EXERCISES
**a)** List every kind of sail that the sailing forum passage mentions.
**b)** Using the sailing forum passage, state whether each statement agrees with it, and quote the deciding words: (i) The screecher has an area of 155 sqm. (ii) When sailing short handed, the quoted multihuller always uses the screecher. (iii) The ASYI performs significantly better in the 70-90 TWA range.
**c)** Write what follows the final sentence of the sailing forum passage, continuing it in the same vein.

I have dealt with that scenario a few times offshore, where BTW its much easier tan coastal simply because I have way more room. Free tutorial for you, release tack line MPS wraps round back of main, pull down sock, drop all on big wide foredeck. Or just pull down sock. But not likely I would have the biggest MPS up in middle of night unless I had good reason to believe it would be benign.

Quote:
Since you won't believe a monohuller, here is a quote from a multihuller on CF
I will believe a monohuller, no problem at all. Someone who doesn't know what they are talking about - whole nother matter.
Quote:
"[I]Re: Is a screecher worth it?
Having both a 90sqm screecher and a 155sqm ASYI, I find the main determinant as to what I use, is the number of crew. Certainly sailing short handed (me and one novice), it's always the screecher, even deep down wind, when I relocate the tack to the just inside the windward bow/cross beam junction where it flys well even behind the full main. With a useful assistant, as well as the prospect of a reasonable time on a given tack (30 min or more) I'll use the ASYI for optimal performance and style. Obviously the sails don't fully overlap in wind angle performance with the screecher being significantly better at 70-90 TWA and the ASYI at 140-160 TWA range. If I could only have one, I'd look at the likely crew composition. You need two strong able bodied people to handle the ASYI (one on the sheets/halyards/winches and the strongest on the tramp hauling the sock up or down with down generally being the problem), potentially three if you get caught with 25+kts (two forward).

Visual layout records:
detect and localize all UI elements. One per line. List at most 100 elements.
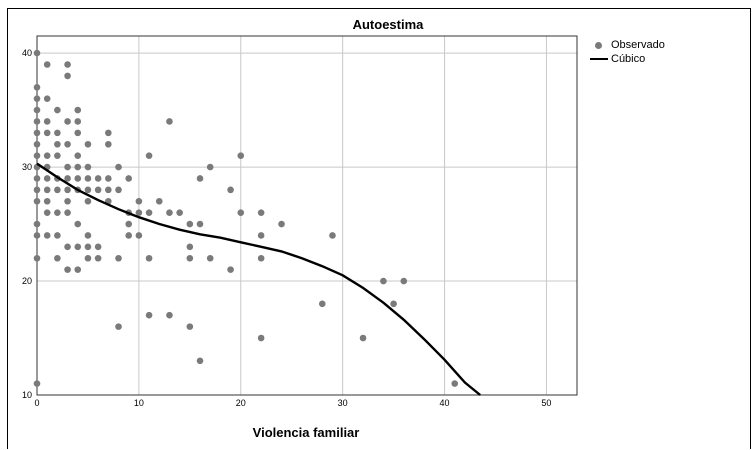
data-point xyxy=(125,220,132,228)
data-point xyxy=(33,95,41,102)
grid-lines xyxy=(37,36,577,395)
legend-label-observado: Observado xyxy=(611,39,665,51)
data-point xyxy=(54,129,61,137)
legend-dot-icon xyxy=(595,41,602,49)
data-point xyxy=(74,118,82,125)
x-tick-label: 40 xyxy=(440,398,450,408)
data-point xyxy=(64,243,71,251)
data-point xyxy=(64,209,71,216)
data-point xyxy=(135,209,143,216)
data-point xyxy=(145,311,153,319)
data-points xyxy=(33,49,459,387)
data-point xyxy=(43,129,51,137)
data-point xyxy=(380,277,387,285)
data-point xyxy=(64,197,71,205)
data-point xyxy=(186,323,194,330)
fit-line-cubic xyxy=(36,162,481,396)
data-point xyxy=(54,232,61,239)
data-point xyxy=(196,357,204,365)
data-point xyxy=(74,106,82,114)
data-point xyxy=(54,186,61,194)
data-point xyxy=(257,334,265,342)
data-point xyxy=(33,140,41,148)
data-point xyxy=(257,209,265,216)
data-point xyxy=(115,323,122,330)
legend: Observado Cúbico xyxy=(590,38,665,66)
chart-frame xyxy=(7,8,751,449)
y-tick-label: 20 xyxy=(22,276,32,286)
data-point xyxy=(33,175,41,182)
data-point xyxy=(94,254,102,262)
y-tick-label: 40 xyxy=(22,48,32,58)
data-point xyxy=(74,152,82,159)
data-point xyxy=(74,220,82,228)
data-point xyxy=(196,175,204,182)
data-point xyxy=(135,197,143,205)
legend-label-cubico: Cúbico xyxy=(611,53,646,65)
data-point xyxy=(64,175,71,182)
data-point xyxy=(186,220,194,228)
data-point xyxy=(64,72,71,80)
data-point xyxy=(257,232,265,239)
data-point xyxy=(43,95,51,102)
data-point xyxy=(451,380,459,387)
data-point xyxy=(237,152,245,159)
data-point xyxy=(33,186,41,194)
legend-item-cubico: Cúbico xyxy=(590,52,665,66)
data-point xyxy=(125,175,132,182)
data-point xyxy=(400,277,408,285)
data-point xyxy=(115,163,122,171)
data-point xyxy=(33,118,41,125)
data-point xyxy=(33,254,41,262)
data-point xyxy=(54,106,61,114)
data-point xyxy=(186,254,194,262)
data-point xyxy=(54,209,61,216)
chart-title: Autoestima xyxy=(353,17,425,32)
data-point xyxy=(64,163,71,171)
legend-line-icon xyxy=(590,58,608,60)
data-point xyxy=(64,61,71,68)
data-point xyxy=(64,266,71,273)
data-point xyxy=(227,186,234,194)
data-point xyxy=(237,209,245,216)
data-point xyxy=(43,152,51,159)
data-point xyxy=(318,300,326,308)
data-point xyxy=(43,186,51,194)
data-point xyxy=(33,106,41,114)
data-point xyxy=(43,61,51,68)
data-point xyxy=(84,232,92,239)
data-point xyxy=(84,175,92,182)
data-point xyxy=(33,83,41,91)
x-tick-label: 30 xyxy=(338,398,348,408)
data-point xyxy=(145,254,153,262)
data-point xyxy=(43,118,51,125)
data-point xyxy=(43,232,51,239)
x-tick-label: 10 xyxy=(134,398,144,408)
data-point xyxy=(105,129,112,137)
data-point xyxy=(145,152,153,159)
data-point xyxy=(64,186,71,194)
data-point xyxy=(84,163,92,171)
data-point xyxy=(196,220,204,228)
data-point xyxy=(94,243,102,251)
data-point xyxy=(115,254,122,262)
data-point xyxy=(155,197,163,205)
data-point xyxy=(64,118,71,125)
data-point xyxy=(74,163,82,171)
data-point xyxy=(206,163,214,171)
data-point xyxy=(227,266,234,273)
data-point xyxy=(84,243,92,251)
data-point xyxy=(145,209,153,216)
data-point xyxy=(329,232,336,239)
data-point xyxy=(166,311,173,319)
data-point xyxy=(84,197,92,205)
data-point xyxy=(206,254,214,262)
data-point xyxy=(43,197,51,205)
data-point xyxy=(176,209,183,216)
data-point xyxy=(33,380,41,387)
data-point xyxy=(166,118,173,125)
data-point xyxy=(43,175,51,182)
data-point xyxy=(278,220,285,228)
data-point xyxy=(84,140,92,148)
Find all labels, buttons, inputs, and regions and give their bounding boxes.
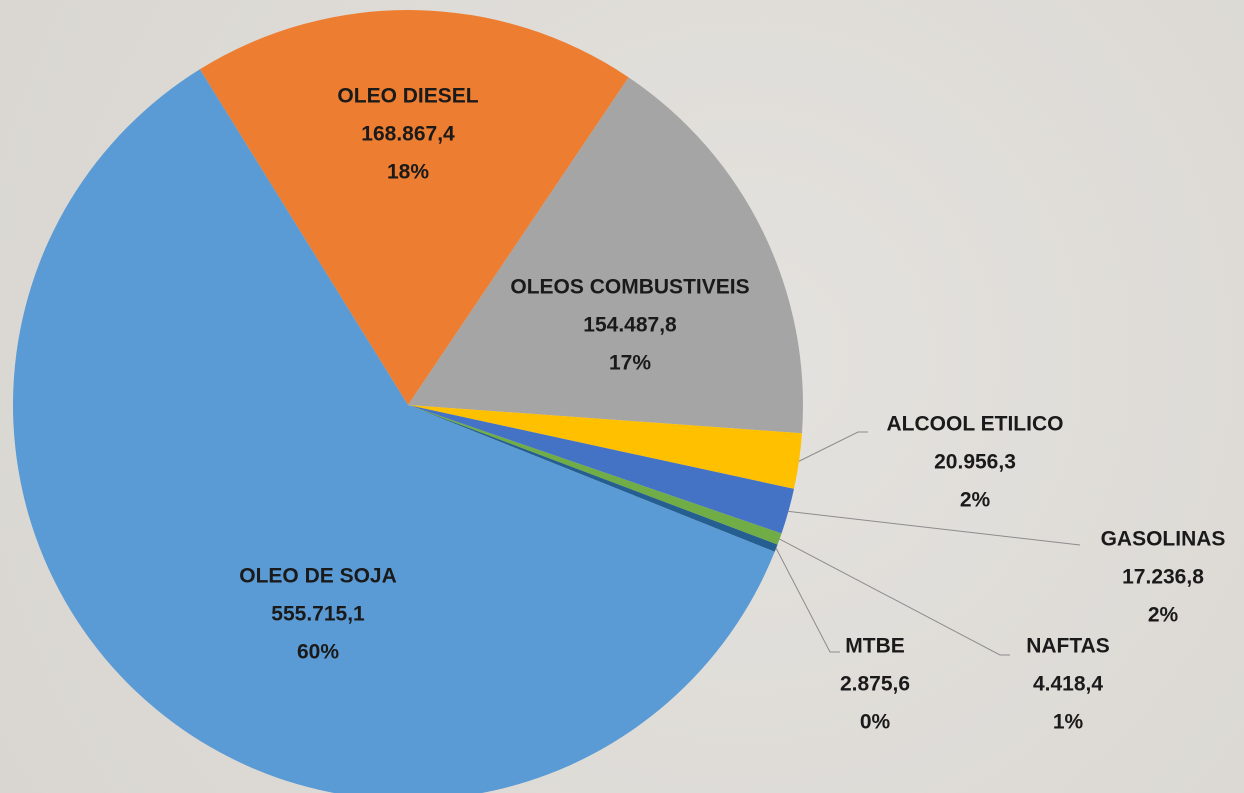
data-label: 17.236,8 (1122, 566, 1204, 589)
data-label: 2% (960, 489, 991, 512)
data-label: 4.418,4 (1033, 673, 1103, 696)
data-label: 2.875,6 (840, 673, 910, 696)
data-label: OLEO DE SOJA (239, 565, 397, 588)
pie-slice (408, 405, 782, 545)
data-label: 2% (1148, 604, 1179, 627)
data-label: NAFTAS (1026, 635, 1110, 658)
data-label: OLEOS COMBUSTIVEIS (510, 276, 749, 299)
data-label: 154.487,8 (583, 314, 677, 337)
data-label: GASOLINAS (1101, 528, 1226, 551)
pie-slice (408, 77, 803, 434)
data-label: 168.867,4 (361, 123, 455, 146)
data-label: 1% (1053, 711, 1084, 734)
pie-slice (199, 9, 629, 405)
data-label: 18% (387, 161, 429, 184)
pie-slice (408, 405, 778, 552)
leader-line (775, 547, 840, 653)
data-label: 20.956,3 (934, 451, 1016, 474)
leader-line (779, 538, 1010, 656)
data-label: 60% (297, 641, 339, 664)
data-label: 17% (609, 352, 651, 375)
data-label: ALCOOL ETILICO (887, 413, 1064, 436)
data-label: MTBE (845, 635, 905, 658)
data-label: 0% (860, 711, 891, 734)
pie-slice (408, 405, 794, 534)
leader-line (788, 510, 1081, 546)
pie-slice (408, 405, 802, 489)
data-label: OLEO DIESEL (337, 85, 478, 108)
leader-line (798, 431, 868, 462)
data-label: 555.715,1 (271, 603, 365, 626)
pie-slice (13, 69, 775, 793)
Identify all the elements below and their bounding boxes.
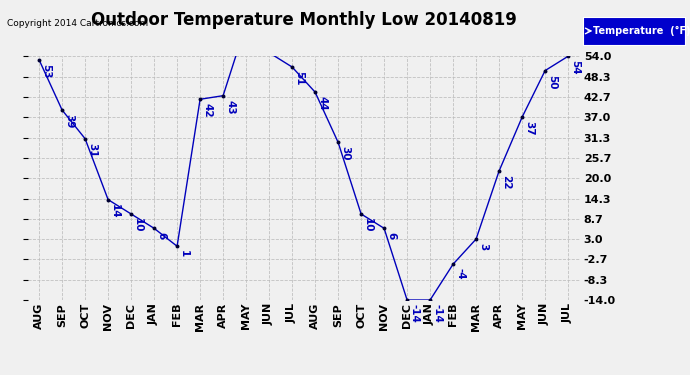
Point	[195, 96, 206, 102]
Text: 39: 39	[64, 114, 74, 129]
Text: 1: 1	[179, 251, 189, 258]
Point	[126, 211, 137, 217]
Point	[355, 211, 366, 217]
Text: 50: 50	[547, 75, 557, 89]
Point	[310, 89, 321, 95]
Text: Outdoor Temperature Monthly Low 20140819: Outdoor Temperature Monthly Low 20140819	[90, 11, 517, 29]
Text: 53: 53	[41, 64, 51, 78]
Text: -14: -14	[432, 304, 442, 323]
Point	[172, 243, 183, 249]
Point	[517, 114, 528, 120]
Text: -4: -4	[455, 268, 465, 280]
Point	[286, 64, 297, 70]
Text: 6: 6	[156, 232, 166, 240]
Point	[34, 57, 45, 63]
Text: 51: 51	[294, 71, 304, 86]
Point	[402, 297, 413, 303]
Point	[448, 261, 459, 267]
Text: 30: 30	[340, 147, 350, 161]
Point	[241, 21, 252, 27]
Point	[57, 107, 68, 113]
Text: 10: 10	[133, 218, 143, 232]
Text: 22: 22	[501, 175, 511, 190]
Text: 55: 55	[0, 374, 1, 375]
Text: 6: 6	[386, 232, 396, 240]
Text: -14: -14	[409, 304, 419, 323]
Point	[379, 225, 390, 231]
Text: 37: 37	[524, 122, 534, 136]
Point	[493, 168, 504, 174]
Point	[217, 93, 228, 99]
Text: 63: 63	[0, 374, 1, 375]
Text: 3: 3	[478, 243, 488, 250]
Point	[562, 53, 573, 59]
Text: 14: 14	[110, 204, 120, 218]
Text: 10: 10	[363, 218, 373, 232]
Text: 42: 42	[202, 104, 212, 118]
Point	[103, 196, 114, 202]
Point	[540, 68, 551, 74]
Text: Temperature  (°F): Temperature (°F)	[593, 26, 690, 36]
Point	[148, 225, 159, 231]
Text: 44: 44	[317, 96, 327, 111]
Text: 31: 31	[87, 143, 97, 158]
Point	[333, 139, 344, 145]
Point	[79, 136, 90, 142]
Point	[424, 297, 435, 303]
Text: Copyright 2014 Cartronics.com: Copyright 2014 Cartronics.com	[7, 19, 148, 28]
Point	[471, 236, 482, 242]
Text: 54: 54	[570, 60, 580, 75]
Text: 43: 43	[225, 100, 235, 114]
Point	[264, 50, 275, 55]
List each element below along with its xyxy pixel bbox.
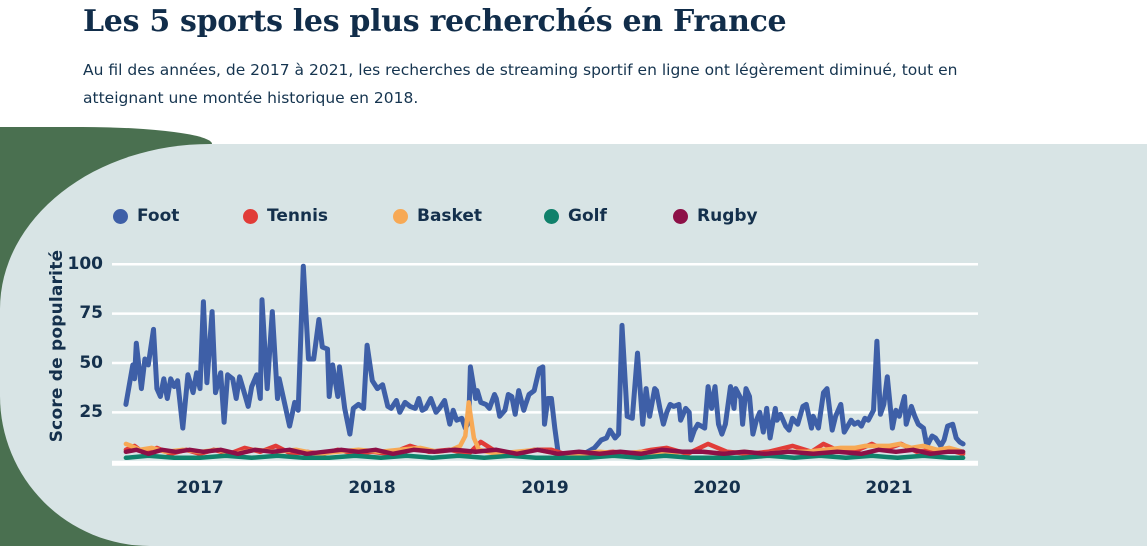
x-tick-2017: 2017 <box>176 478 224 498</box>
rugby-series-dot-icon <box>673 208 688 224</box>
chart-panel <box>0 144 1147 546</box>
chart-legend: Foot Tennis Basket Golf Rugby <box>0 206 1147 226</box>
series-line-rugby <box>123 447 966 457</box>
golf-series-dot-icon <box>544 208 559 224</box>
legend-item-rugby[interactable]: Rugby <box>673 206 758 226</box>
legend-label: Golf <box>568 206 607 226</box>
series-line-golf <box>123 453 966 461</box>
y-tick-75: 75 <box>79 303 103 323</box>
page-subtitle: Au fil des années, de 2017 à 2021, les r… <box>83 61 958 107</box>
series-line-foot <box>123 263 966 459</box>
x-tick-2019: 2019 <box>521 478 569 498</box>
y-tick-50: 50 <box>79 353 103 373</box>
page-title: Les 5 sports les plus recherchés en Fran… <box>83 4 787 39</box>
x-tick-2021: 2021 <box>865 478 913 498</box>
legend-item-golf[interactable]: Golf <box>544 206 607 226</box>
legend-label: Tennis <box>267 206 329 226</box>
x-tick-2018: 2018 <box>348 478 396 498</box>
x-tick-2020: 2020 <box>693 478 741 498</box>
legend-label: Basket <box>417 206 483 226</box>
y-tick-100: 100 <box>67 254 104 274</box>
legend-item-foot[interactable]: Foot <box>113 206 179 226</box>
basket-series-dot-icon <box>393 208 408 224</box>
y-tick-25: 25 <box>79 402 103 422</box>
foot-series-dot-icon <box>113 208 128 224</box>
header: Les 5 sports les plus recherchés en Fran… <box>83 0 1023 112</box>
legend-item-basket[interactable]: Basket <box>393 206 482 226</box>
legend-item-tennis[interactable]: Tennis <box>243 206 328 226</box>
legend-label: Rugby <box>697 206 758 226</box>
legend-label: Foot <box>137 206 180 226</box>
tennis-series-dot-icon <box>243 208 258 224</box>
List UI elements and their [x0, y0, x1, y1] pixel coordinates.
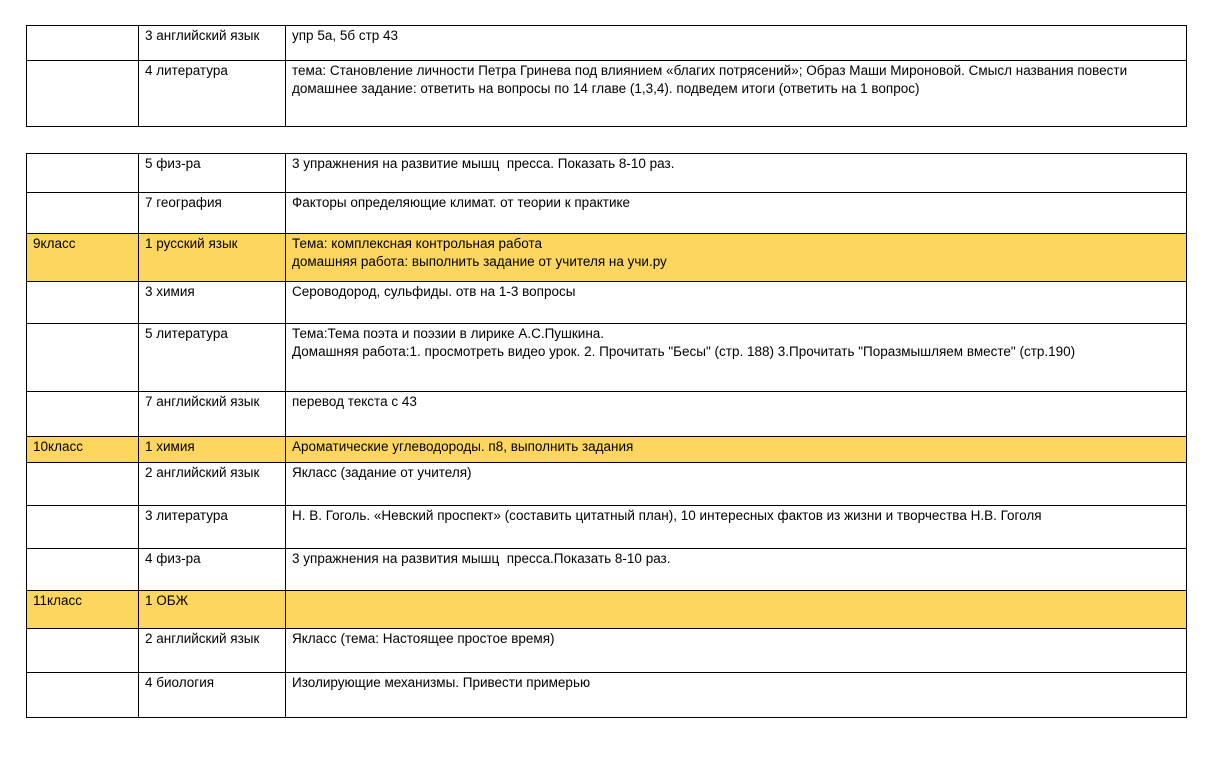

ANSWERS FOR THE EXERCISE
**a)** MPS, main, screecher, ASYI

**b)**
(i) No: "Having both a 90sqm screecher and a 155sqm ASYI"
(ii) Yes: "Certainly sailing short handed (me and one novice), it's always the screecher"
(iii) No: "with the screecher being significantly better at 70-90 TWA and the ASYI at 140-160 TWA range"

**c)**
You may need two strong crew on that boat, you don't on mine. And in any event I have a couple of different sized MPS sails, I buy old used ones from smaller boats for overnight use or high wind use, same as I reef almost every night just to be sure.


Quote:
Now as to why you would want to partially furl the screecher, maybe it would better than running bare poles or trying to unfurl the jib without taking the screecher down and making a great tangled mess aloft. But I'm seeing that the continuous line furlers won't hold the loads, so maybe you should just run under bare poles until daylight
Why would you have a great tangled mess aloft? If the Screecher is out, turn down wind, apparent drops , furl screecher, drop on big wide foredeck into bag clipped to tramps, roll out jib.

I am not sure how any of this is relevant to the topic. I am also not sure why you assume I have no offshore experience, I am also not sure why you are getting so wound up.